*OBJECTIVE:* Check each line of the entries below for the string "this"; copy every line where it appears.
--- START DATASET EXTRACT ---
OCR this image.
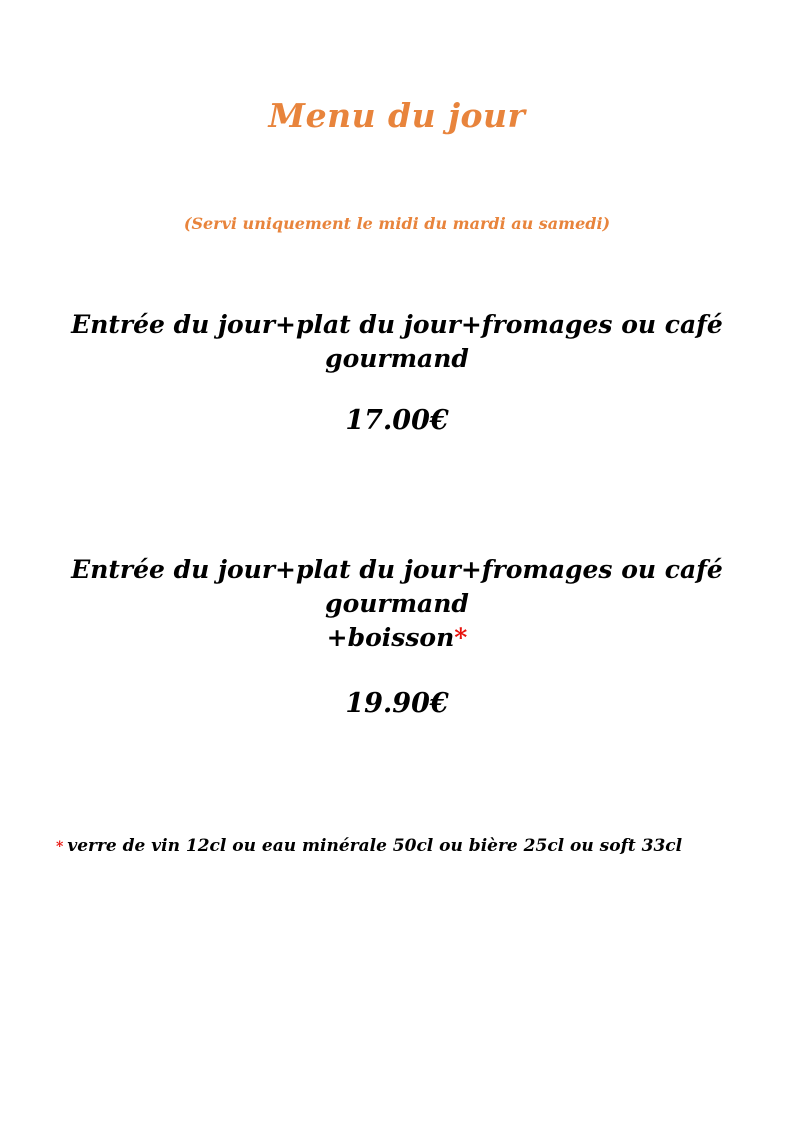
Menu du jour
(Servi uniquement le midi du mardi au samedi)
Entrée du jour+plat du jour+fromages ou café gourmand
17.00€
Entrée du jour+plat du jour+fromages ou café gourmand
+boisson*
19.90€
* verre de vin 12cl ou eau minérale 50cl ou bière 25cl ou soft 33cl
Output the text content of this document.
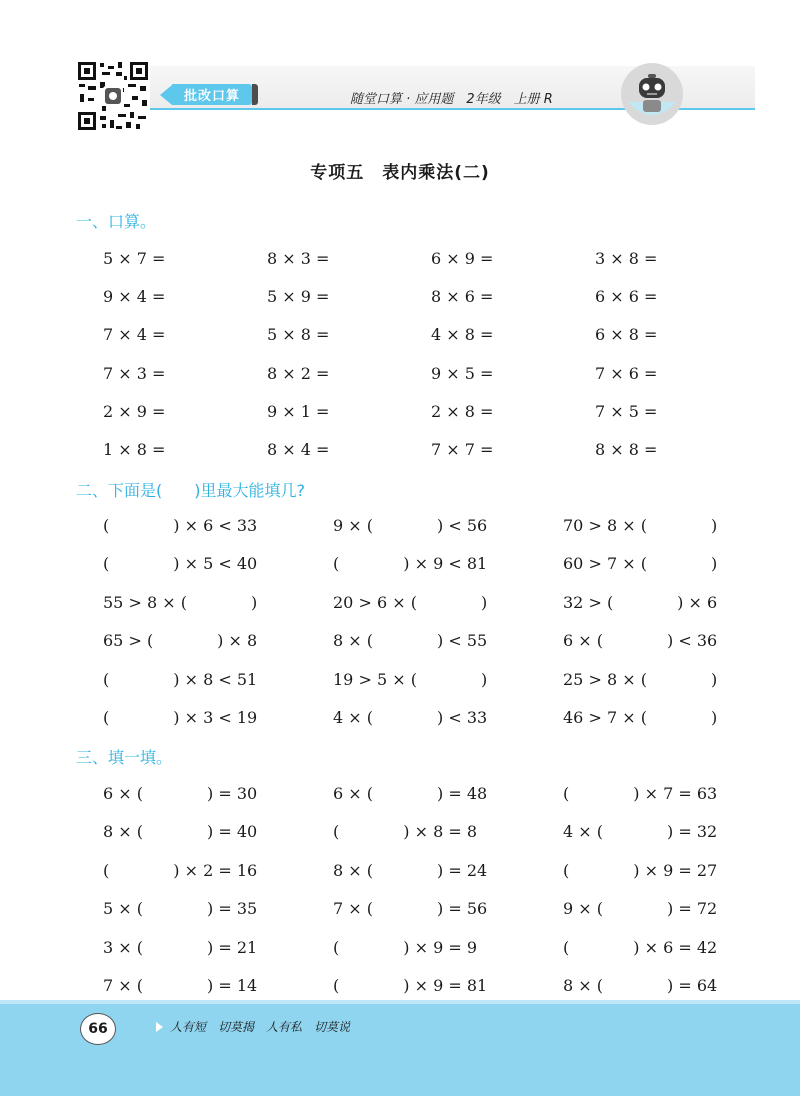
批改口算	随堂口算 · 应用题　2年级　上册 R
专项五　表内乘法(二)
一、口算。
5 × 7 =	8 × 3 =	6 × 9 =	3 × 8 =
9 × 4 =	5 × 9 =	8 × 6 =	6 × 6 =
7 × 4 =	5 × 8 =	4 × 8 =	6 × 8 =
7 × 3 =	8 × 2 =	9 × 5 =	7 × 6 =
2 × 9 =	9 × 1 =	2 × 8 =	7 × 5 =
1 × 8 =	8 × 4 =	7 × 7 =	8 × 8 =
二、下面是(　　)里最大能填几?
(　　　　) × 6 < 33	9 × (　　　　) < 56	70 > 8 × (　　　　)
(　　　　) × 5 < 40	(　　　　) × 9 < 81	60 > 7 × (　　　　)
55 > 8 × (　　　　)	20 > 6 × (　　　　)	32 > (　　　　) × 6
65 > (　　　　) × 8	8 × (　　　　) < 55	6 × (　　　　) < 36
(　　　　) × 8 < 51	19 > 5 × (　　　　)	25 > 8 × (　　　　)
(　　　　) × 3 < 19	4 × (　　　　) < 33	46 > 7 × (　　　　)
三、填一填。
6 × (　　　　) = 30	6 × (　　　　) = 48	(　　　　) × 7 = 63
8 × (　　　　) = 40	(　　　　) × 8 = 8	4 × (　　　　) = 32
(　　　　) × 2 = 16	8 × (　　　　) = 24	(　　　　) × 9 = 27
5 × (　　　　) = 35	7 × (　　　　) = 56	9 × (　　　　) = 72
3 × (　　　　) = 21	(　　　　) × 9 = 9	(　　　　) × 6 = 42
7 × (　　　　) = 14	(　　　　) × 9 = 81	8 × (　　　　) = 64
66	人有短　切莫揭　人有私　切莫说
--- END DATASET EXTRACT ---
*WRITTEN REPLY:*
OCR this image.
Output the text content of this document.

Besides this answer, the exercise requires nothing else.